>> START

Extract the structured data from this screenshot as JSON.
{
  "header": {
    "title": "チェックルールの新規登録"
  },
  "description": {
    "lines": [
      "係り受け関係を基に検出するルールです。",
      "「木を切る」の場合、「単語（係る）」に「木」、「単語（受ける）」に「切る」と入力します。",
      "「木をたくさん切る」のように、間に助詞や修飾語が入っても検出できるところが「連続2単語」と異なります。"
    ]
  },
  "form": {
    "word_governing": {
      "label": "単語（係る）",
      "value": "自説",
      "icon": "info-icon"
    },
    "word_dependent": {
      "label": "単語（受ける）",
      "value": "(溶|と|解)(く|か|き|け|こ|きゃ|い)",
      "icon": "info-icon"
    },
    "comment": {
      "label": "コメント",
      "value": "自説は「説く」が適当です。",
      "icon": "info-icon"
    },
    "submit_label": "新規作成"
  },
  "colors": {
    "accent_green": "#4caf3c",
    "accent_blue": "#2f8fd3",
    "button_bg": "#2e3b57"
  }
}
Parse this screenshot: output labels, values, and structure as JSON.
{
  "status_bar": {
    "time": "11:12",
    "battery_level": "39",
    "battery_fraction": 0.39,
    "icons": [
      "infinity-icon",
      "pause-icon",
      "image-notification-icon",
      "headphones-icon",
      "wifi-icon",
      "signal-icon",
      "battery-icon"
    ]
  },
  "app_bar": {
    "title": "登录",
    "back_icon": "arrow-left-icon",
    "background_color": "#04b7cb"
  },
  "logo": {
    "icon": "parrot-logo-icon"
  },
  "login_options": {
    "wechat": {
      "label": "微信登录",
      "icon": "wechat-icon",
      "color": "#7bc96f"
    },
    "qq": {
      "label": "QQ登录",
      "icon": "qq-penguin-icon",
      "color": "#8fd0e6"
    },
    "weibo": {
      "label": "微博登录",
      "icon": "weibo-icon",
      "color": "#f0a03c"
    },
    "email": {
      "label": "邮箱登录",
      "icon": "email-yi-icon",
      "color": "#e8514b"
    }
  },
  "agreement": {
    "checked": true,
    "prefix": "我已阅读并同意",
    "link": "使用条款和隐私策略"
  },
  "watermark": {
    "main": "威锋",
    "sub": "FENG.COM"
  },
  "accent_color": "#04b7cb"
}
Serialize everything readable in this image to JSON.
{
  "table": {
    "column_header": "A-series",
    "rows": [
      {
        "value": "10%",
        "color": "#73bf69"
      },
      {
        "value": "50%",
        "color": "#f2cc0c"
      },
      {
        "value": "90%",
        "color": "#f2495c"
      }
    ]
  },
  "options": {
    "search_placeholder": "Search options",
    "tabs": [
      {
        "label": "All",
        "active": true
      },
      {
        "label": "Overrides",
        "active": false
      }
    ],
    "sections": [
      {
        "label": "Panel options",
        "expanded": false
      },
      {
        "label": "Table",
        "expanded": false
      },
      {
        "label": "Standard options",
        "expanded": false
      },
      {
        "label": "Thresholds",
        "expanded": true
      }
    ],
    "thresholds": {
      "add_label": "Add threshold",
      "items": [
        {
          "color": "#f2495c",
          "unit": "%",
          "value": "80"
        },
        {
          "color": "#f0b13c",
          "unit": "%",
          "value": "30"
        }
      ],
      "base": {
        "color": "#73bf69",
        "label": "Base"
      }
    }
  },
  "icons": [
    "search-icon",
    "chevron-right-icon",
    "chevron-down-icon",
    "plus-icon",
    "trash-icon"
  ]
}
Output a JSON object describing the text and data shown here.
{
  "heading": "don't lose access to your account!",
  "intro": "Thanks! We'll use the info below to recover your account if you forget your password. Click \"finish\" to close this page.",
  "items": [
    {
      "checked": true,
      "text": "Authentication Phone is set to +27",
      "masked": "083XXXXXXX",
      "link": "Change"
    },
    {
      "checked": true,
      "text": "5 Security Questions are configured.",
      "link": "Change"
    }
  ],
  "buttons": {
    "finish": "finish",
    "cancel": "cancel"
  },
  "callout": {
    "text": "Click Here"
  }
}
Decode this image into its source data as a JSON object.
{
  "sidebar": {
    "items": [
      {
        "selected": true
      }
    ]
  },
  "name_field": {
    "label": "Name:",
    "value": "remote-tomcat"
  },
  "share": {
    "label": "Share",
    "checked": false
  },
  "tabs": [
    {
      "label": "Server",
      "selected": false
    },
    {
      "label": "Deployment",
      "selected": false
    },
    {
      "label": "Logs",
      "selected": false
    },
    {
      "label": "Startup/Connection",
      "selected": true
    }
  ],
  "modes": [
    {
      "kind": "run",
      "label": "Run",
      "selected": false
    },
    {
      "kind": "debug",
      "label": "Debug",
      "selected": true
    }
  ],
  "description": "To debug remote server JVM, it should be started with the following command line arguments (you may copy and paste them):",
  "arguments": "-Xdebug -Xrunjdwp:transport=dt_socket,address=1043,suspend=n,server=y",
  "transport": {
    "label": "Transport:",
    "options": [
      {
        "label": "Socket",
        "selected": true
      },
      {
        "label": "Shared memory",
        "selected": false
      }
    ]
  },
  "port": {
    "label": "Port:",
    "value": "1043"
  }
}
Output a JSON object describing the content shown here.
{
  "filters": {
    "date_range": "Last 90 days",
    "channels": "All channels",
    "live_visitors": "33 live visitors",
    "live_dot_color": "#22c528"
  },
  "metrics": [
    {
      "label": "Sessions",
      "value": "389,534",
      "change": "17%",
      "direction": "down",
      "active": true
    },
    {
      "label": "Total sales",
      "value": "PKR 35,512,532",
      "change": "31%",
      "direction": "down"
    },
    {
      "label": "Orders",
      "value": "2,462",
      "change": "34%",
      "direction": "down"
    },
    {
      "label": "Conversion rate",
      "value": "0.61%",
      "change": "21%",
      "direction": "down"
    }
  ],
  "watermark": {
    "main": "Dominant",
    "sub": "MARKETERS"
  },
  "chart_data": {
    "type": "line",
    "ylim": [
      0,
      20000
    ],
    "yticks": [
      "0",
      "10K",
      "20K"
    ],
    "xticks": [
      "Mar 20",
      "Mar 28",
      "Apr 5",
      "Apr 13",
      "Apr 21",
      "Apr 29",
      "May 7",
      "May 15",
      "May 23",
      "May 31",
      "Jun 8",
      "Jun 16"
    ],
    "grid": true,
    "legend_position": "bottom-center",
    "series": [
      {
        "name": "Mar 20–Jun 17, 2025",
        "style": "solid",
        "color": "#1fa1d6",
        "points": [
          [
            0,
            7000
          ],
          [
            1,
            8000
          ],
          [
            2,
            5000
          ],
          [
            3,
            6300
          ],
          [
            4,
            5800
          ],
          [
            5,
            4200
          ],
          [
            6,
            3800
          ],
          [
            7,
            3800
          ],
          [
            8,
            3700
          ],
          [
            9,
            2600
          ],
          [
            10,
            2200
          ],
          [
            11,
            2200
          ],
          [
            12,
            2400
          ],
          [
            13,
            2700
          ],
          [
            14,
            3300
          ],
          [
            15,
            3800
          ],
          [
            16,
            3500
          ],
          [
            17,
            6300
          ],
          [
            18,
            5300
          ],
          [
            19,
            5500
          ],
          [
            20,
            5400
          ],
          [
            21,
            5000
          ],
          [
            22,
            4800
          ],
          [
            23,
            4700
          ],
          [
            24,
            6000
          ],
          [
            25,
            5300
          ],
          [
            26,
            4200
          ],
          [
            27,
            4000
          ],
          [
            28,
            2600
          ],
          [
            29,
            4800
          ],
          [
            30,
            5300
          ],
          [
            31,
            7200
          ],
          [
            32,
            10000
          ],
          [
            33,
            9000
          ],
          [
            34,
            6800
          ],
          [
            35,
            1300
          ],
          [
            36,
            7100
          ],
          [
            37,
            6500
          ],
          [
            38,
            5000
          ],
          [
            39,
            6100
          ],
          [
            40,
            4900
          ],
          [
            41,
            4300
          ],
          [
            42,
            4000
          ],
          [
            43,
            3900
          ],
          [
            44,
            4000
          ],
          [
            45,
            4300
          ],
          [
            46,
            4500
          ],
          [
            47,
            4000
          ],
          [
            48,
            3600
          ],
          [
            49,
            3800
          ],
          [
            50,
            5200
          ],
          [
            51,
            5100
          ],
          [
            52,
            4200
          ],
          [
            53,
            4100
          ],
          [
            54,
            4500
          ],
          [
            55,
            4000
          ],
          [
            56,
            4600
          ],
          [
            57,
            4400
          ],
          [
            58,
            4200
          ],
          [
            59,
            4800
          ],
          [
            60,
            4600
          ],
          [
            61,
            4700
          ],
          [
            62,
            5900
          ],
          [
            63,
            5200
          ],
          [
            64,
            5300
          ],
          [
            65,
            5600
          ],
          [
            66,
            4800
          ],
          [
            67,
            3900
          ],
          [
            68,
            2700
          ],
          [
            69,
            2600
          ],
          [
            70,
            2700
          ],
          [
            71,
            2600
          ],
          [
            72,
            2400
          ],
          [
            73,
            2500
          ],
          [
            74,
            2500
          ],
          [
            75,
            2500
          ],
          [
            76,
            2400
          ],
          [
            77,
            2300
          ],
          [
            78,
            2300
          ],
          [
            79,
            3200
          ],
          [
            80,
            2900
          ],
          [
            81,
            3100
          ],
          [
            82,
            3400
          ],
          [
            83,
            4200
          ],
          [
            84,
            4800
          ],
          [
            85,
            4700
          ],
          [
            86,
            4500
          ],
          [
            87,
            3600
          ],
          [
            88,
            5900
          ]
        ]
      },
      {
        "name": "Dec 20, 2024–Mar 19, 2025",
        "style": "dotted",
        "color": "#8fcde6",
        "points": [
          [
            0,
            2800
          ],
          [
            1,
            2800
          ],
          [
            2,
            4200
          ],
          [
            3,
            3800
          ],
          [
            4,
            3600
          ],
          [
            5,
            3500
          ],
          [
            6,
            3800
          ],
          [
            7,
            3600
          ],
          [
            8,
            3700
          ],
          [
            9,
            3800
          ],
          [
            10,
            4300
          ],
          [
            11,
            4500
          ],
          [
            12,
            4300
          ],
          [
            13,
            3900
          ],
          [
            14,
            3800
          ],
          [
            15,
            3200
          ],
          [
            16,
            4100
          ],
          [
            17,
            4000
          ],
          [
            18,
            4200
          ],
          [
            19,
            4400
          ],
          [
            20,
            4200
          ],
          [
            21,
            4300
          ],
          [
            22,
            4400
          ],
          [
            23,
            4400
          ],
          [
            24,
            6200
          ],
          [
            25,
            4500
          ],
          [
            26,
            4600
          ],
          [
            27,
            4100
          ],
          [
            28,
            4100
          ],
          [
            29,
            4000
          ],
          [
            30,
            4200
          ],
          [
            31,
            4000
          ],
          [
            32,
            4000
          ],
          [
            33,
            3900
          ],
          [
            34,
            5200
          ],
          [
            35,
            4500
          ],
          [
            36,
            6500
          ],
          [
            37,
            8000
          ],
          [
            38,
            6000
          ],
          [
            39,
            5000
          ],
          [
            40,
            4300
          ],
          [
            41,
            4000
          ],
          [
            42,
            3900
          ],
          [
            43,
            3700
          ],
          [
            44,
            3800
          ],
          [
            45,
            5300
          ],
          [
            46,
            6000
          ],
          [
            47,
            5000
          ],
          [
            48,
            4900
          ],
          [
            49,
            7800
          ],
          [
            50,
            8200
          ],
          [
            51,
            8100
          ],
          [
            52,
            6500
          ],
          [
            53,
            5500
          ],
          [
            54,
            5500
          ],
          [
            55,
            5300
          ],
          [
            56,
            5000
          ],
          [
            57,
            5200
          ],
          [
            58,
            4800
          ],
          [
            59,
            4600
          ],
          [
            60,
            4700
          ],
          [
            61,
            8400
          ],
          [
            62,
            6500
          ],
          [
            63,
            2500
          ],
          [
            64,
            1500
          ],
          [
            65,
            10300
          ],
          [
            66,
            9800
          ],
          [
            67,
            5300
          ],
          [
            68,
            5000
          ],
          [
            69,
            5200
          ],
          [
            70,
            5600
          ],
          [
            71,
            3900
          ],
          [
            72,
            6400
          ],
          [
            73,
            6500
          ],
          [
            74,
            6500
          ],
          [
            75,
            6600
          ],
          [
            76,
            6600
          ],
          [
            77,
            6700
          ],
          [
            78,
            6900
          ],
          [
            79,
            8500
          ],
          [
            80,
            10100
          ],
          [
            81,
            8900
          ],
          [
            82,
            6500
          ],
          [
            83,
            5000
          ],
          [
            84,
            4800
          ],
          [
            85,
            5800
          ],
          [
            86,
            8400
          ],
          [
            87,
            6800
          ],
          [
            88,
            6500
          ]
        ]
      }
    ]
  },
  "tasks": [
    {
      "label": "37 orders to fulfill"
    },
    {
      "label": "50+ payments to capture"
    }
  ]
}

>> END

■ **Exercise brief**:
Pick out each line that holds the string "screenshot".

■ **The output**:
Extract the structured data from this screenshot as JSON.
Parse this screenshot: output labels, values, and structure as JSON.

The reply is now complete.